| EXERCISE PROMPT |
For the material that follows, list every line containing the word "title".

| MATERIALS PROVIDED |

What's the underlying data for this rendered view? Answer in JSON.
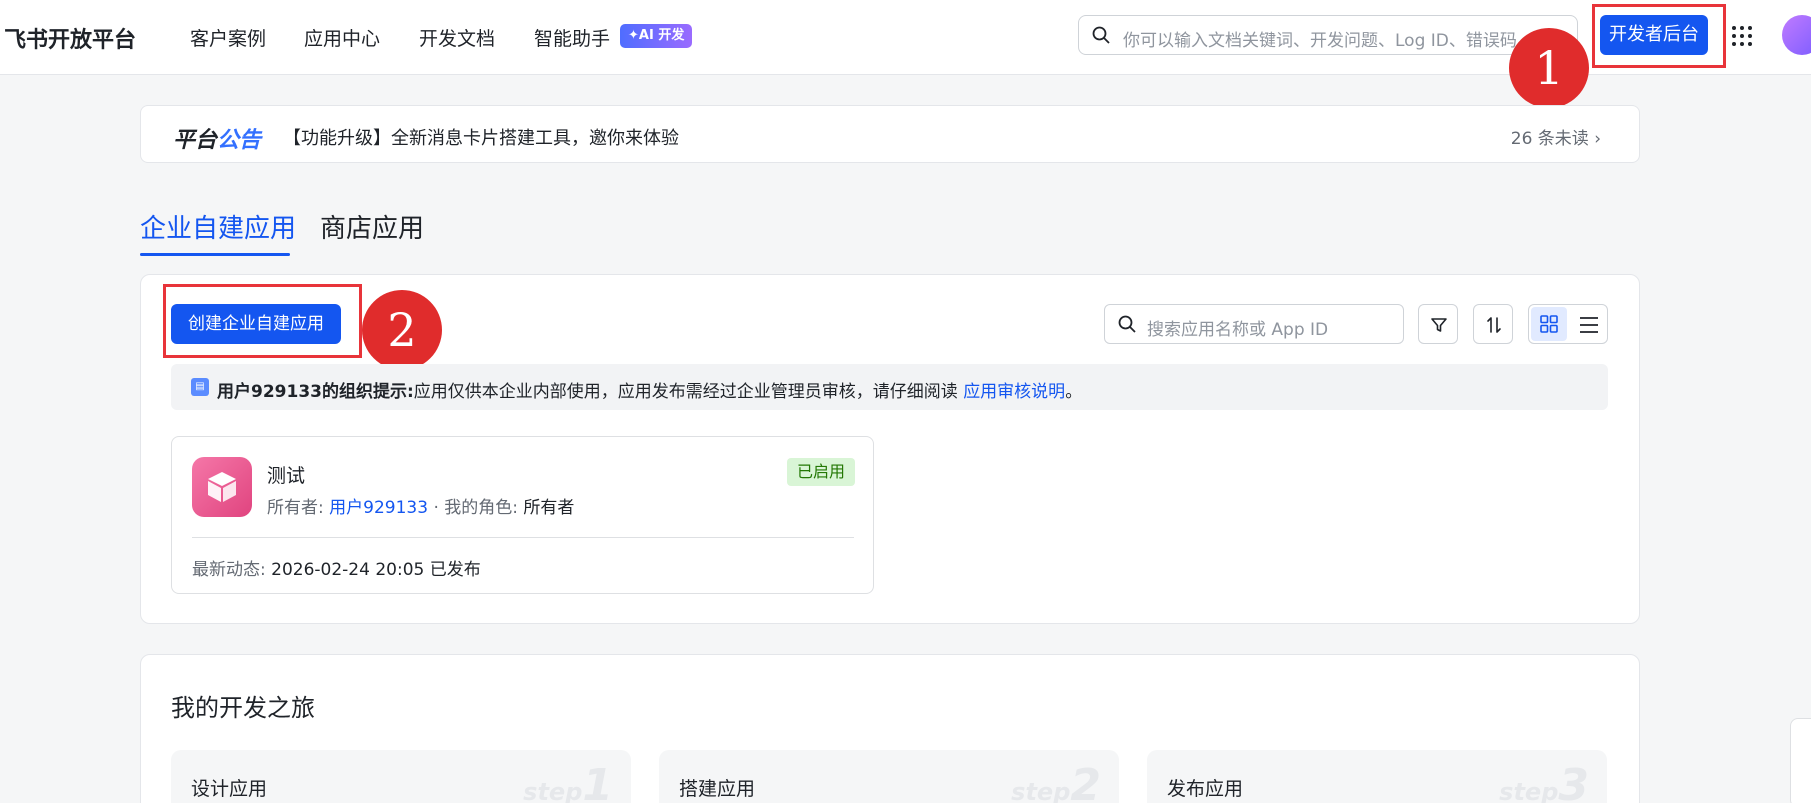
{
  "header": {
    "logo": "飞书开放平台",
    "nav": [
      "客户案例",
      "应用中心",
      "开发文档",
      "智能助手"
    ],
    "ai_badge": "✦AI 开发",
    "search_placeholder": "你可以输入文档关键词、开发问题、Log ID、错误码",
    "dev_console": "开发者后台"
  },
  "annotations": {
    "marker1": "1",
    "marker2": "2"
  },
  "announcement": {
    "label_part1": "平台",
    "label_part2": "公告",
    "message": "【功能升级】全新消息卡片搭建工具，邀你来体验",
    "unread": "26 条未读 ›"
  },
  "tabs": [
    "企业自建应用",
    "商店应用"
  ],
  "toolbar": {
    "create_button": "创建企业自建应用",
    "search_placeholder": "搜索应用名称或 App ID"
  },
  "tip": {
    "bold": "用户929133的组织提示:",
    "text": "应用仅供本企业内部使用，应用发布需经过企业管理员审核，请仔细阅读 ",
    "link": "应用审核说明",
    "end": "。"
  },
  "app": {
    "name": "测试",
    "owner_label": "所有者: ",
    "owner": "用户929133",
    "role_label": " · 我的角色: ",
    "role": "所有者",
    "status": "已启用",
    "latest_label": "最新动态: ",
    "latest_value": "2026-02-24 20:05 已发布"
  },
  "journey": {
    "title": "我的开发之旅",
    "steps": [
      {
        "title": "设计应用",
        "mark_text": "step",
        "mark_num": "1"
      },
      {
        "title": "搭建应用",
        "mark_text": "step",
        "mark_num": "2"
      },
      {
        "title": "发布应用",
        "mark_text": "step",
        "mark_num": "3"
      }
    ]
  },
  "colors": {
    "primary": "#1456f0",
    "annotation_red": "#e8343a",
    "enabled_green": "#237804"
  }
}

| SOLVED PROBLEM |
    "title": "我的开发之旅",
        "title": "设计应用",
        "title": "搭建应用",
        "title": "发布应用",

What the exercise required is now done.